■ **MATERIAL**:
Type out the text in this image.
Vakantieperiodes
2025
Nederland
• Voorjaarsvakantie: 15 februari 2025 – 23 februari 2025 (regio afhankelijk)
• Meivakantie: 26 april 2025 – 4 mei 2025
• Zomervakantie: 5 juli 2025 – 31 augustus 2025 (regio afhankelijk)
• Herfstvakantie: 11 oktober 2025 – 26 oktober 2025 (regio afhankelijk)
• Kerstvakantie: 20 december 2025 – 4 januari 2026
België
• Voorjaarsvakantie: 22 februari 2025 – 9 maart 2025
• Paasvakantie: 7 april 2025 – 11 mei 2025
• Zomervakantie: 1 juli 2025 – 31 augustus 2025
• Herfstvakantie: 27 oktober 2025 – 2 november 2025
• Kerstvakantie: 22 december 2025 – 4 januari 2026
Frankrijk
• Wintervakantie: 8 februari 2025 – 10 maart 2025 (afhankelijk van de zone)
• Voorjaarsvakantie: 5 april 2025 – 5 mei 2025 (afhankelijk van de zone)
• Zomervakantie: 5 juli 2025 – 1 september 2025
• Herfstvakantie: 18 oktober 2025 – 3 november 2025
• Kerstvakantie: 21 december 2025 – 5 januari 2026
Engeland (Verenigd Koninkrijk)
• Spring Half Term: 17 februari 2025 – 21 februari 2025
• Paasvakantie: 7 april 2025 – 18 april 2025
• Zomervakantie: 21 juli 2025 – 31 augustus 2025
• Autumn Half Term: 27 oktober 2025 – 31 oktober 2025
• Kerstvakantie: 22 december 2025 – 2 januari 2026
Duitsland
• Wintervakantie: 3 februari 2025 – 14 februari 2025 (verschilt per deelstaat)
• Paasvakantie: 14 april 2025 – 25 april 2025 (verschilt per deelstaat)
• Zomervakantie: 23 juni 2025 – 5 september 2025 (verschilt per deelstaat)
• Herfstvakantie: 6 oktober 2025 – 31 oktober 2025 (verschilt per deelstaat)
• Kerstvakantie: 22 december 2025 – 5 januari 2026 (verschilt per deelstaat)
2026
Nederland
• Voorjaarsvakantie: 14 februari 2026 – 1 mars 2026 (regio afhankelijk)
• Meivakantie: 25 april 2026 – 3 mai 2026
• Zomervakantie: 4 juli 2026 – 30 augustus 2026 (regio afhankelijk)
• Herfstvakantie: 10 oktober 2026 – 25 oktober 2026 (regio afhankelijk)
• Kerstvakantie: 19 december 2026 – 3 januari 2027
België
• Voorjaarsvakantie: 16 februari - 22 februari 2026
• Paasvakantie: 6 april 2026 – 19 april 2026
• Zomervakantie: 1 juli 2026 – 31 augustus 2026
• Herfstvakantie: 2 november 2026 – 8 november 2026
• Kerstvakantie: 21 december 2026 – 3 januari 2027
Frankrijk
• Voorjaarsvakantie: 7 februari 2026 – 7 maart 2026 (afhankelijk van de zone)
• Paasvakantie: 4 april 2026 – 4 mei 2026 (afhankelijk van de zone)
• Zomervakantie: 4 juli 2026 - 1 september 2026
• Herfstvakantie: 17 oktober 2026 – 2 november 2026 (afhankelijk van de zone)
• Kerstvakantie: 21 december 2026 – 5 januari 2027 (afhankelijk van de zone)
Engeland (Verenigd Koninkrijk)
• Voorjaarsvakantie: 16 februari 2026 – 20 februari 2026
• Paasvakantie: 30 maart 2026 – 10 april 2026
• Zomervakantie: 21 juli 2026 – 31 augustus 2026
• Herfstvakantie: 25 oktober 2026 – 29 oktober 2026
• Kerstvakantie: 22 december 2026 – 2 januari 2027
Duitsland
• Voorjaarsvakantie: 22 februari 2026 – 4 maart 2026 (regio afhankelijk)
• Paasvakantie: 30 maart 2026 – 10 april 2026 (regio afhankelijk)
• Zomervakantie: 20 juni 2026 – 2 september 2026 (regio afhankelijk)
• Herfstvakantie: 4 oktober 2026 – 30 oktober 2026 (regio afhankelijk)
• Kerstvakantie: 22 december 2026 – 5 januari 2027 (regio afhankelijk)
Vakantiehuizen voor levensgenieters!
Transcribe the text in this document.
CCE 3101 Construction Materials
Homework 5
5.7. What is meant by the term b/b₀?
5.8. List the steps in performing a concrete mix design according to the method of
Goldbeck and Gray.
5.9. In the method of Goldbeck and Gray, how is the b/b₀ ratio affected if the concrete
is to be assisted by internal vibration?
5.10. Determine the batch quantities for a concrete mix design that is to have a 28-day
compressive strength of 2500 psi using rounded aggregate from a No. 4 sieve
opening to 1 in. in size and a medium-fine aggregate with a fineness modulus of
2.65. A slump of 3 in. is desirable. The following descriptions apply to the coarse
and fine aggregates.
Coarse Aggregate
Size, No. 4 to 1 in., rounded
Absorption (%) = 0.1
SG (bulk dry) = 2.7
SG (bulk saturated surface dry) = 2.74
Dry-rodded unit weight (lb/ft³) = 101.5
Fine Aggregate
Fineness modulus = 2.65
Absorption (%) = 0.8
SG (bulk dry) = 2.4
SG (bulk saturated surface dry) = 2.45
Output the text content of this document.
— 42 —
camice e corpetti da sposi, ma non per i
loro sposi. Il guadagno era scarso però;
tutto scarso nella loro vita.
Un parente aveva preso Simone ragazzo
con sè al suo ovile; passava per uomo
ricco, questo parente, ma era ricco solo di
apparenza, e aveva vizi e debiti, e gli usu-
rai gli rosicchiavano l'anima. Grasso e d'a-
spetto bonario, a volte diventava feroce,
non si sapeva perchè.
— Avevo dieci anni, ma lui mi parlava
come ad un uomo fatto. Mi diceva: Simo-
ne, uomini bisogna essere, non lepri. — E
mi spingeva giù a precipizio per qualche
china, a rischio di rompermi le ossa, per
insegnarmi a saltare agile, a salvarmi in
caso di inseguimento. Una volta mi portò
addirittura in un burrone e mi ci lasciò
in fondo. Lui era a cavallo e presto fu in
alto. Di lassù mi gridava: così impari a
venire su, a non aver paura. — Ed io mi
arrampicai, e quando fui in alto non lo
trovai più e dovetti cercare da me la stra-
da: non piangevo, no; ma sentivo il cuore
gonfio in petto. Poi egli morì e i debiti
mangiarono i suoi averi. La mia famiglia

■ **WHAT THE EXERCISE ASKS**:
Determine the number of lines in these entries that contain the word "aveva", and write only that number.

■ **ANSWER**:
2